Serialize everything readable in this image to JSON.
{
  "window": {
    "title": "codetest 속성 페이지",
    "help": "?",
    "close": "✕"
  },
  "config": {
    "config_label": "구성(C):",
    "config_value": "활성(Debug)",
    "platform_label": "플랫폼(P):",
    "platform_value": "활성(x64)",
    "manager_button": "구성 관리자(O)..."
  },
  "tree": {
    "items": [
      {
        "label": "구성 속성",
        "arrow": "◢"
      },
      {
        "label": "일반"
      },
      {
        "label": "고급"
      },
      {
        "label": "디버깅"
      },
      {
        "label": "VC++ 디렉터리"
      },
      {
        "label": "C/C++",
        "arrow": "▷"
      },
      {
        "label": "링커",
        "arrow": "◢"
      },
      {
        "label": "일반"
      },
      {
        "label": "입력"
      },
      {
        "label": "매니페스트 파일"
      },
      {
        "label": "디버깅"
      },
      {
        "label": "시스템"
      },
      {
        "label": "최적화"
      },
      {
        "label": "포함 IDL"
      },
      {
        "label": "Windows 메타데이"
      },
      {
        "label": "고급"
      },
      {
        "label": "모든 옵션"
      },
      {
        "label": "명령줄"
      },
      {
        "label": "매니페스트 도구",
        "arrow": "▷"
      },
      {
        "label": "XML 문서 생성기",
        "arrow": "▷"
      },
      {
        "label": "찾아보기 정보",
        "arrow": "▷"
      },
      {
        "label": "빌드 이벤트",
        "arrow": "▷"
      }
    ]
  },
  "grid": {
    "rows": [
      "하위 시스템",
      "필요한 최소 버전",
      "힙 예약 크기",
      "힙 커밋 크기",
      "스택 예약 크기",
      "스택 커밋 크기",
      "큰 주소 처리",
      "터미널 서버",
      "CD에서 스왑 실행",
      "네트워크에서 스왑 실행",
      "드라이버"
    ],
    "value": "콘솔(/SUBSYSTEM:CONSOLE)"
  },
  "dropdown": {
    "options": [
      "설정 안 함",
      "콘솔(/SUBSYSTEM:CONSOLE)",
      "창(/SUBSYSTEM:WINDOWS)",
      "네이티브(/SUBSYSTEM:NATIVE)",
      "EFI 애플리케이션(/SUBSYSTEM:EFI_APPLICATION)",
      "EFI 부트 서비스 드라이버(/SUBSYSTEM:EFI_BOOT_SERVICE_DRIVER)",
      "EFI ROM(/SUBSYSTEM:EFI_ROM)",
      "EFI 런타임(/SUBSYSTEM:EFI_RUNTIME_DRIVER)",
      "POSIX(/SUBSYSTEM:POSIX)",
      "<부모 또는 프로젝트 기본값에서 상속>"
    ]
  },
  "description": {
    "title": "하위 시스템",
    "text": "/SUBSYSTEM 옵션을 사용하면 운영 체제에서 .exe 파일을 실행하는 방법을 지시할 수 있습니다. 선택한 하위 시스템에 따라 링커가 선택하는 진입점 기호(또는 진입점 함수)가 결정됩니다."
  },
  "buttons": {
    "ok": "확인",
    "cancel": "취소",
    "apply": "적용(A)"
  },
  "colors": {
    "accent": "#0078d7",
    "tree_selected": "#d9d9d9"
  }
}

WHAT IS REQUIRED →
Take every line from the data above that holds "CONSOLE" and copy it out.

OUTPUT FOR THIS TASK →
    "value": "콘솔(/SUBSYSTEM:CONSOLE)"
      "콘솔(/SUBSYSTEM:CONSOLE)",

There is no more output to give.